**Problem statement:**
Copy out the rows word for word, from the first row through the row that contains "message-timestamp: 13:54 [852,565,925,594]", and give nothing else.

* * *

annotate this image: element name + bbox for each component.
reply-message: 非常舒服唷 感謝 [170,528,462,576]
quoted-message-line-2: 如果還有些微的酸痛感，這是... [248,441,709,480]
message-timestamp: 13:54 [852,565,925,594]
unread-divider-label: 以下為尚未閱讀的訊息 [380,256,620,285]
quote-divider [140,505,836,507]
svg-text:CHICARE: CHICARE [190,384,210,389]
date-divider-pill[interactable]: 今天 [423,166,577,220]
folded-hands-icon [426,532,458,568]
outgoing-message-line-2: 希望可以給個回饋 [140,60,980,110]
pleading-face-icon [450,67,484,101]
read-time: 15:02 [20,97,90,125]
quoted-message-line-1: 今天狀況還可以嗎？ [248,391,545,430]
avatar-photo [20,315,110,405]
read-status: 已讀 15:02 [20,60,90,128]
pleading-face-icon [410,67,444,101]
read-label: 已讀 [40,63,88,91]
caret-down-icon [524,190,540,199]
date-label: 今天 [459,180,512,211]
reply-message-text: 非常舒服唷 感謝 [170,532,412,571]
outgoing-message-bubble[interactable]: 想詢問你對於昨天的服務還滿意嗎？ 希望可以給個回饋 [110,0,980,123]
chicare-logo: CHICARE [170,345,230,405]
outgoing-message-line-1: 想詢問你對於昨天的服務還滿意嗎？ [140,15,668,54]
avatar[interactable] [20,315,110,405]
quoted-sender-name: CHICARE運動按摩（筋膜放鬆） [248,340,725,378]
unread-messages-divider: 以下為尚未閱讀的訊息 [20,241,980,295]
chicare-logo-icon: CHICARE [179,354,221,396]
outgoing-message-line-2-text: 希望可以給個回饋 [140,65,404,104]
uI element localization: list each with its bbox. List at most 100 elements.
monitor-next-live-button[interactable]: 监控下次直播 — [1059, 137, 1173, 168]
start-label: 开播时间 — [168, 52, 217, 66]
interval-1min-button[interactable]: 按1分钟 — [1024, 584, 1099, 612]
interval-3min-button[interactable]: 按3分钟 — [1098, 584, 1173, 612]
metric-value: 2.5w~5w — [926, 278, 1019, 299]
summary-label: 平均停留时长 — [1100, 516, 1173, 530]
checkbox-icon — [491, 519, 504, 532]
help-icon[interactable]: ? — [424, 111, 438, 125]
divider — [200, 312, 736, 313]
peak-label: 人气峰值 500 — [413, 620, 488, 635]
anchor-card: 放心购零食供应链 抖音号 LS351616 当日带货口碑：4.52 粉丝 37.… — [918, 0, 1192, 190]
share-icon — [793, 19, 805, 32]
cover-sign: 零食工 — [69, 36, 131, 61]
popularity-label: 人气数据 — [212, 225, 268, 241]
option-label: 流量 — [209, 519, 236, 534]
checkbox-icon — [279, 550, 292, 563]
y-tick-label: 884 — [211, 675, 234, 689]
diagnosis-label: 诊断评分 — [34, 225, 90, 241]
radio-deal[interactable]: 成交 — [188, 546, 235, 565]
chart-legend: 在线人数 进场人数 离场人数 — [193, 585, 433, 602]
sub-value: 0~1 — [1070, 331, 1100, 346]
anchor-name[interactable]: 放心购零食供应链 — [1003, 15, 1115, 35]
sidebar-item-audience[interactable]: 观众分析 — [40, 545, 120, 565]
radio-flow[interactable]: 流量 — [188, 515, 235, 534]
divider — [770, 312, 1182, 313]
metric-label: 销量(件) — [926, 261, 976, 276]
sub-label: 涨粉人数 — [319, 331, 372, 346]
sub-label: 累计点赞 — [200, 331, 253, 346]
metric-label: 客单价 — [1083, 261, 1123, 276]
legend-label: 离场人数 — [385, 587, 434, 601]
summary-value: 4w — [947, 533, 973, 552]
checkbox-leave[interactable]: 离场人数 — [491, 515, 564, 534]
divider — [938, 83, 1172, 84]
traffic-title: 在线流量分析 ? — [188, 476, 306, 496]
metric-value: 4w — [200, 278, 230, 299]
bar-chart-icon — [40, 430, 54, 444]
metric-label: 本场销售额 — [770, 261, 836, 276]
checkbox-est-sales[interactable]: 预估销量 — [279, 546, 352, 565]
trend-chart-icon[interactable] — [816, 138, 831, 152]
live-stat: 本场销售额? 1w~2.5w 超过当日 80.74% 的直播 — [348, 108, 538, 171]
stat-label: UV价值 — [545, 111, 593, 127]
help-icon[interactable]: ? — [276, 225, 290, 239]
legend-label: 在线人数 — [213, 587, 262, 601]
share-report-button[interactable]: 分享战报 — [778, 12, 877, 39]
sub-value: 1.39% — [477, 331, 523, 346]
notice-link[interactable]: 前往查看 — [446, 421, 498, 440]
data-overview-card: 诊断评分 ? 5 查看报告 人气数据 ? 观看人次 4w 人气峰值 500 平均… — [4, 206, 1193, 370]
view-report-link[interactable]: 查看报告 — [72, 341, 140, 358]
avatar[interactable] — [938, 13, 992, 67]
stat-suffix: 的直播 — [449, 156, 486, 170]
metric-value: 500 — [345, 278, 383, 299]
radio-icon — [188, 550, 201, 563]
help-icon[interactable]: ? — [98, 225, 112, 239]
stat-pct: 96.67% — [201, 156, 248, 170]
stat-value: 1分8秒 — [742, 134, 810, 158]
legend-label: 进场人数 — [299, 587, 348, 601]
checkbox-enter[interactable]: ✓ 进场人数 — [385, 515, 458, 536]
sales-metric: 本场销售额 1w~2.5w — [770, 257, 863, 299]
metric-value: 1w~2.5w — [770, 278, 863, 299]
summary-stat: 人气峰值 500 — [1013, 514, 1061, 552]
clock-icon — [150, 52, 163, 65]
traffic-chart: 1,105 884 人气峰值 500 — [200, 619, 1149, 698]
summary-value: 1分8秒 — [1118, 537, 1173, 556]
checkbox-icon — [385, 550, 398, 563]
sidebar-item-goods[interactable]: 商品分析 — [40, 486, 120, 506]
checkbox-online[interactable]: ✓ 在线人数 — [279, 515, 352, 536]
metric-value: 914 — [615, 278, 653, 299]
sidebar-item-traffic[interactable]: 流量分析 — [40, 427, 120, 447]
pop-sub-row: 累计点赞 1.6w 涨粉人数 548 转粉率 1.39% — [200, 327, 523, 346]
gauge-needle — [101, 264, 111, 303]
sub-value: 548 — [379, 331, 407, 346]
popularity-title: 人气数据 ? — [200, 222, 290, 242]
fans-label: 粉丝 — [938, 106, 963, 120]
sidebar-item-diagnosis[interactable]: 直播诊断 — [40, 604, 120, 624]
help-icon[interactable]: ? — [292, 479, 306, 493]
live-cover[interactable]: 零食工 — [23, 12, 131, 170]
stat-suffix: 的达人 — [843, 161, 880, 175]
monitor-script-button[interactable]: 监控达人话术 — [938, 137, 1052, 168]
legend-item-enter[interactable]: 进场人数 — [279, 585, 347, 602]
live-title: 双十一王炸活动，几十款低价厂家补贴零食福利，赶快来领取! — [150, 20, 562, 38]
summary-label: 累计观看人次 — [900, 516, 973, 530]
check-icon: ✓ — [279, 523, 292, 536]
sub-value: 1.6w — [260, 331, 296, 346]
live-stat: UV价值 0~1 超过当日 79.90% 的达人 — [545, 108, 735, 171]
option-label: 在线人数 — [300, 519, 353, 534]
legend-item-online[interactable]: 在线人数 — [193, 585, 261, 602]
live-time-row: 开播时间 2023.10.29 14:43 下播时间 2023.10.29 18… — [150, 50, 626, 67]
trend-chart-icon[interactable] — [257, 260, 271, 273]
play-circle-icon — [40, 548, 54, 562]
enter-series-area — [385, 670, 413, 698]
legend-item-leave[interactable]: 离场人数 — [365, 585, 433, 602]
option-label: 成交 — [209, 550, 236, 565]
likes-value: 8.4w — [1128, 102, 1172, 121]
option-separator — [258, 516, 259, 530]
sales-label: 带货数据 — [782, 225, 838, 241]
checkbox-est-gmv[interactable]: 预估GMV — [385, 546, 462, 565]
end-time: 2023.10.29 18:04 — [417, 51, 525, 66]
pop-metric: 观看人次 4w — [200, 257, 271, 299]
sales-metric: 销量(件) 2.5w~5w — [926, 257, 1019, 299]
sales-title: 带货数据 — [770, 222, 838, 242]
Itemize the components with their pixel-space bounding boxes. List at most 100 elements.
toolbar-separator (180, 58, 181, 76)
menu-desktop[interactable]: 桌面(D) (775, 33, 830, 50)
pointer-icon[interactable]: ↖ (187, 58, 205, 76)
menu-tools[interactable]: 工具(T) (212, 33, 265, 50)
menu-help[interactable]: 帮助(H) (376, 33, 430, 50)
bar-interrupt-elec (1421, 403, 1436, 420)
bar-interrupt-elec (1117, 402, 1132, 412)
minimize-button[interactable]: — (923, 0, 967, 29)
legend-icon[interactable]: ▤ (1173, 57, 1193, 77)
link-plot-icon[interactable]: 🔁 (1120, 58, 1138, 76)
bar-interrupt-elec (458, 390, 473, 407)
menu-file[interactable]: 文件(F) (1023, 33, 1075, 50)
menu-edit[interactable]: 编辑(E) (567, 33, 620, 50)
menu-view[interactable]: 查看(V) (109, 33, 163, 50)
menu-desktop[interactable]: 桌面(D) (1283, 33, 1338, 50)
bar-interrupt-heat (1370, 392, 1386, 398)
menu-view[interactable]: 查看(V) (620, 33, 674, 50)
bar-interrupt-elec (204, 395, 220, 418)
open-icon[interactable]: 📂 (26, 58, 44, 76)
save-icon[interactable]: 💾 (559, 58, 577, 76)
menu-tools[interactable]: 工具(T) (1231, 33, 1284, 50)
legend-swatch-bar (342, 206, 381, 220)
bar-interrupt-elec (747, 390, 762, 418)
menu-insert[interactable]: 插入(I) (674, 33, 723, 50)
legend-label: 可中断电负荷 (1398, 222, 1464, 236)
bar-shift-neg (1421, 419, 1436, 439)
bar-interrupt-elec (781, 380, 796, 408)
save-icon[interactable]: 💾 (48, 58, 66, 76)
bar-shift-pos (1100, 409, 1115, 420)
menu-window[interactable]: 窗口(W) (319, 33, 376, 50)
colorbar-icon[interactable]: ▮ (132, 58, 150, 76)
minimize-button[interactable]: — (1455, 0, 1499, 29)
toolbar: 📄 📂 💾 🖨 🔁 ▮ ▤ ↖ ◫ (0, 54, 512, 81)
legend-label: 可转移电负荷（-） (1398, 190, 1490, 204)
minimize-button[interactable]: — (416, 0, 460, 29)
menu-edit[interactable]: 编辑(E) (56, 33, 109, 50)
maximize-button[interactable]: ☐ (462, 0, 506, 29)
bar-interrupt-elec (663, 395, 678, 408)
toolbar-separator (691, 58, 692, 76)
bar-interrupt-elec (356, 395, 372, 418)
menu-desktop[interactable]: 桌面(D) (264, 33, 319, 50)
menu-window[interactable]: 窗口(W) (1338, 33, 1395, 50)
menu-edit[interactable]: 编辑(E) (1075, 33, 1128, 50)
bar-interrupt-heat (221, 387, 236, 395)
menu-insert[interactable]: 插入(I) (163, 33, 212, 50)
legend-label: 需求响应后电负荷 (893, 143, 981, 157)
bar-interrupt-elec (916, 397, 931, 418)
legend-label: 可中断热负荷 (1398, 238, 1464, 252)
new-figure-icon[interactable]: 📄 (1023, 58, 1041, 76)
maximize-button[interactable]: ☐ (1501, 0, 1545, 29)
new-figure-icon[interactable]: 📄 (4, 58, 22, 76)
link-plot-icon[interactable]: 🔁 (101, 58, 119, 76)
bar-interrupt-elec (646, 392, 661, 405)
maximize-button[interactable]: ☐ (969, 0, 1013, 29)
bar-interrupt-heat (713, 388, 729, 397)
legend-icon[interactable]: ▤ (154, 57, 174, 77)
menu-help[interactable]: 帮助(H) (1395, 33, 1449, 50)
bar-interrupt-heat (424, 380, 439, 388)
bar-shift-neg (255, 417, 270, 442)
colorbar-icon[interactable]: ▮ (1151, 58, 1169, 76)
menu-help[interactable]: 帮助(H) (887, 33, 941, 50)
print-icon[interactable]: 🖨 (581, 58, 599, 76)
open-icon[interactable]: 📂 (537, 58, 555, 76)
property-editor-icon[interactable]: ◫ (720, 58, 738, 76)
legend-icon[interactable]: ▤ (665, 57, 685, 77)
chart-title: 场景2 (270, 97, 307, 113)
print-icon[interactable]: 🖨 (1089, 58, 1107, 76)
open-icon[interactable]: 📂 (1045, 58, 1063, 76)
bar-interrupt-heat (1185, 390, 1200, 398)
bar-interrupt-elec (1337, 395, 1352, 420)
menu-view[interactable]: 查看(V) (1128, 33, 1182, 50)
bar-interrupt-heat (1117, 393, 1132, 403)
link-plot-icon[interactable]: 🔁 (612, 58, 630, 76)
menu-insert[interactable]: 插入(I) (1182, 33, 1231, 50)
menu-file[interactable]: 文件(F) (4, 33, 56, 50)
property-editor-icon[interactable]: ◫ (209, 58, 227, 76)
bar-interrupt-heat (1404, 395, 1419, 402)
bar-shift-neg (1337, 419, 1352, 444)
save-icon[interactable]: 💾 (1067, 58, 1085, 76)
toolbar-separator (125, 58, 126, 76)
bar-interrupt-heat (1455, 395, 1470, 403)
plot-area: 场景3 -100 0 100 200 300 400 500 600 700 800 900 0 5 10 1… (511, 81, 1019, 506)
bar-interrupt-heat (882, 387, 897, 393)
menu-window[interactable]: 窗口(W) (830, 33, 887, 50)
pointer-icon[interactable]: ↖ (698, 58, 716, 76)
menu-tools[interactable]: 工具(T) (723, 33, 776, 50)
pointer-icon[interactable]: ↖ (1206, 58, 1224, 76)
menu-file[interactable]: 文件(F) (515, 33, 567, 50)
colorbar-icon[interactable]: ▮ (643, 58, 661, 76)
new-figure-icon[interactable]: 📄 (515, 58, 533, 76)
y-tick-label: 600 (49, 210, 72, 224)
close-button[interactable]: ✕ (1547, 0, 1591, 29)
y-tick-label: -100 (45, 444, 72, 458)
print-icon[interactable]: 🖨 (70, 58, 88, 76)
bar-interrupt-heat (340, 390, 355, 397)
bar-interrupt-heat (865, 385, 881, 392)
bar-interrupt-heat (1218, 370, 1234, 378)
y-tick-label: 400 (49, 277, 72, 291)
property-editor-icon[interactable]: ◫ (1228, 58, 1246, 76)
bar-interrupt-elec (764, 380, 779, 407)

* * *

**Expected answer:**
annotate this image: element name + bbox for each component.
reply-message: 非常舒服唷 感謝 [170,528,462,576]
quoted-message-line-2: 如果還有些微的酸痛感，這是... [248,441,709,480]
message-timestamp: 13:54 [852,565,925,594]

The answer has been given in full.